## EXERCISE OBJECTIVE:
Your task is to copy the listing exactly. Drop any pictures from the copy.

(Figure content listings)
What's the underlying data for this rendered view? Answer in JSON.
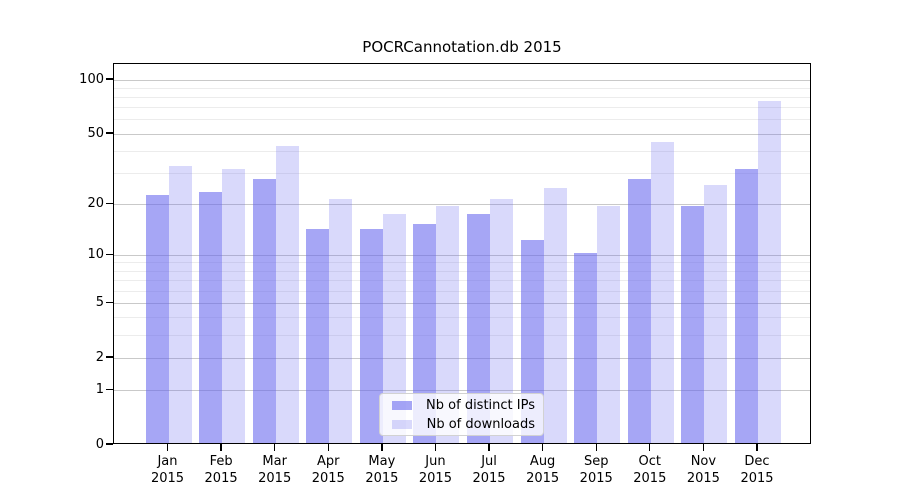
{
  "title": "POCRCannotation.db 2015",
  "legend": {
    "items": [
      {
        "label": "Nb of distinct IPs",
        "series_key": "distinct_ips"
      },
      {
        "label": "Nb of downloads",
        "series_key": "downloads"
      }
    ],
    "position": "lower center"
  },
  "colors": {
    "distinct_ips": "rgba(102,102,238,0.58)",
    "downloads": "rgba(102,102,238,0.25)",
    "major_grid": "#c9c9c9",
    "minor_grid": "#ececec",
    "axis": "#000000"
  },
  "chart_data": {
    "type": "bar",
    "title": "POCRCannotation.db 2015",
    "categories": [
      {
        "month": "Jan",
        "year": "2015"
      },
      {
        "month": "Feb",
        "year": "2015"
      },
      {
        "month": "Mar",
        "year": "2015"
      },
      {
        "month": "Apr",
        "year": "2015"
      },
      {
        "month": "May",
        "year": "2015"
      },
      {
        "month": "Jun",
        "year": "2015"
      },
      {
        "month": "Jul",
        "year": "2015"
      },
      {
        "month": "Aug",
        "year": "2015"
      },
      {
        "month": "Sep",
        "year": "2015"
      },
      {
        "month": "Oct",
        "year": "2015"
      },
      {
        "month": "Nov",
        "year": "2015"
      },
      {
        "month": "Dec",
        "year": "2015"
      }
    ],
    "series": [
      {
        "name": "Nb of distinct IPs",
        "values": [
          22,
          23,
          27,
          14,
          14,
          15,
          17,
          12,
          10,
          27,
          19,
          31
        ]
      },
      {
        "name": "Nb of downloads",
        "values": [
          32,
          31,
          42,
          21,
          17,
          19,
          21,
          24,
          19,
          44,
          25,
          75
        ]
      }
    ],
    "yscale": "log10(1+x)",
    "yticks": [
      0,
      1,
      2,
      5,
      10,
      20,
      50,
      100
    ],
    "minor_yticks": [
      3,
      4,
      6,
      7,
      8,
      9,
      30,
      40,
      60,
      70,
      80,
      90
    ],
    "ylim": [
      0,
      122
    ],
    "xlabel": "",
    "ylabel": "",
    "grid": "horizontal",
    "legend_position": "lower center"
  }
}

## TASK RESPONSE:
What's the underlying data for this rendered view? Answer in JSON.
{
  "title": "POCRCannotation.db 2015",
  "legend": {
    "items": [
      {
        "label": "Nb of distinct IPs",
        "series_key": "distinct_ips"
      },
      {
        "label": "Nb of downloads",
        "series_key": "downloads"
      }
    ],
    "position": "lower center"
  },
  "colors": {
    "distinct_ips": "rgba(102,102,238,0.58)",
    "downloads": "rgba(102,102,238,0.25)",
    "major_grid": "#c9c9c9",
    "minor_grid": "#ececec",
    "axis": "#000000"
  },
  "chart_data": {
    "type": "bar",
    "title": "POCRCannotation.db 2015",
    "categories": [
      {
        "month": "Jan",
        "year": "2015"
      },
      {
        "month": "Feb",
        "year": "2015"
      },
      {
        "month": "Mar",
        "year": "2015"
      },
      {
        "month": "Apr",
        "year": "2015"
      },
      {
        "month": "May",
        "year": "2015"
      },
      {
        "month": "Jun",
        "year": "2015"
      },
      {
        "month": "Jul",
        "year": "2015"
      },
      {
        "month": "Aug",
        "year": "2015"
      },
      {
        "month": "Sep",
        "year": "2015"
      },
      {
        "month": "Oct",
        "year": "2015"
      },
      {
        "month": "Nov",
        "year": "2015"
      },
      {
        "month": "Dec",
        "year": "2015"
      }
    ],
    "series": [
      {
        "name": "Nb of distinct IPs",
        "values": [
          22,
          23,
          27,
          14,
          14,
          15,
          17,
          12,
          10,
          27,
          19,
          31
        ]
      },
      {
        "name": "Nb of downloads",
        "values": [
          32,
          31,
          42,
          21,
          17,
          19,
          21,
          24,
          19,
          44,
          25,
          75
        ]
      }
    ],
    "yscale": "log10(1+x)",
    "yticks": [
      0,
      1,
      2,
      5,
      10,
      20,
      50,
      100
    ],
    "minor_yticks": [
      3,
      4,
      6,
      7,
      8,
      9,
      30,
      40,
      60,
      70,
      80,
      90
    ],
    "ylim": [
      0,
      122
    ],
    "xlabel": "",
    "ylabel": "",
    "grid": "horizontal",
    "legend_position": "lower center"
  }
}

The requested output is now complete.